• PROVIDED MATERIAL:

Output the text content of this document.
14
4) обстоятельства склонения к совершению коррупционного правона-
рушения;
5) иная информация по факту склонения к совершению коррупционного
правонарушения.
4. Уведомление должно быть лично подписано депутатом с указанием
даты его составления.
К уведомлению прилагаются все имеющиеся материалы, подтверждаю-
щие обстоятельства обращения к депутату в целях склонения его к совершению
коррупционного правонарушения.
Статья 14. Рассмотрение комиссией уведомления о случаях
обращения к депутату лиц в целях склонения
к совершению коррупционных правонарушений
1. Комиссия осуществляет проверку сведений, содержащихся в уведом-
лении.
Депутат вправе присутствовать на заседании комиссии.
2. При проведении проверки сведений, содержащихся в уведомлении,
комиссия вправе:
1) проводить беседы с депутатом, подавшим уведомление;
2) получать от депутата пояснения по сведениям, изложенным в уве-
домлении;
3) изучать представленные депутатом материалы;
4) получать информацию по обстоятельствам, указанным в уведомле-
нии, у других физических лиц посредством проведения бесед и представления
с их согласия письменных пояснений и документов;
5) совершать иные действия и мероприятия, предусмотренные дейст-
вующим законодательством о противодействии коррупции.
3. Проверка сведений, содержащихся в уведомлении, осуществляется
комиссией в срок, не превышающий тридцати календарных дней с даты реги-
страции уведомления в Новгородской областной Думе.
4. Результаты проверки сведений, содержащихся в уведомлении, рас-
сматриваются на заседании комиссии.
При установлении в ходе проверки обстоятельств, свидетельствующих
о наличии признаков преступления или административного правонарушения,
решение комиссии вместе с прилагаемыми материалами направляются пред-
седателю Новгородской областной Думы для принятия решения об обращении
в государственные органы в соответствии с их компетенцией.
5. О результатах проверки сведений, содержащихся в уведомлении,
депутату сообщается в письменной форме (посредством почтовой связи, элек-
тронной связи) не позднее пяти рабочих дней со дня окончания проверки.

• TO BE DONE: Return every line of the material exactly.

• EXERCISE RESULT:
Output the text content of this document.
14
4) обстоятельства склонения к совершению коррупционного правона-
рушения;
5) иная информация по факту склонения к совершению коррупционного
правонарушения.
4. Уведомление должно быть лично подписано депутатом с указанием
даты его составления.
К уведомлению прилагаются все имеющиеся материалы, подтверждаю-
щие обстоятельства обращения к депутату в целях склонения его к совершению
коррупционного правонарушения.
Статья 14. Рассмотрение комиссией уведомления о случаях
обращения к депутату лиц в целях склонения
к совершению коррупционных правонарушений
1. Комиссия осуществляет проверку сведений, содержащихся в уведом-
лении.
Депутат вправе присутствовать на заседании комиссии.
2. При проведении проверки сведений, содержащихся в уведомлении,
комиссия вправе:
1) проводить беседы с депутатом, подавшим уведомление;
2) получать от депутата пояснения по сведениям, изложенным в уве-
домлении;
3) изучать представленные депутатом материалы;
4) получать информацию по обстоятельствам, указанным в уведомле-
нии, у других физических лиц посредством проведения бесед и представления
с их согласия письменных пояснений и документов;
5) совершать иные действия и мероприятия, предусмотренные дейст-
вующим законодательством о противодействии коррупции.
3. Проверка сведений, содержащихся в уведомлении, осуществляется
комиссией в срок, не превышающий тридцати календарных дней с даты реги-
страции уведомления в Новгородской областной Думе.
4. Результаты проверки сведений, содержащихся в уведомлении, рас-
сматриваются на заседании комиссии.
При установлении в ходе проверки обстоятельств, свидетельствующих
о наличии признаков преступления или административного правонарушения,
решение комиссии вместе с прилагаемыми материалами направляются пред-
седателю Новгородской областной Думы для принятия решения об обращении
в государственные органы в соответствии с их компетенцией.
5. О результатах проверки сведений, содержащихся в уведомлении,
депутату сообщается в письменной форме (посредством почтовой связи, элек-
тронной связи) не позднее пяти рабочих дней со дня окончания проверки.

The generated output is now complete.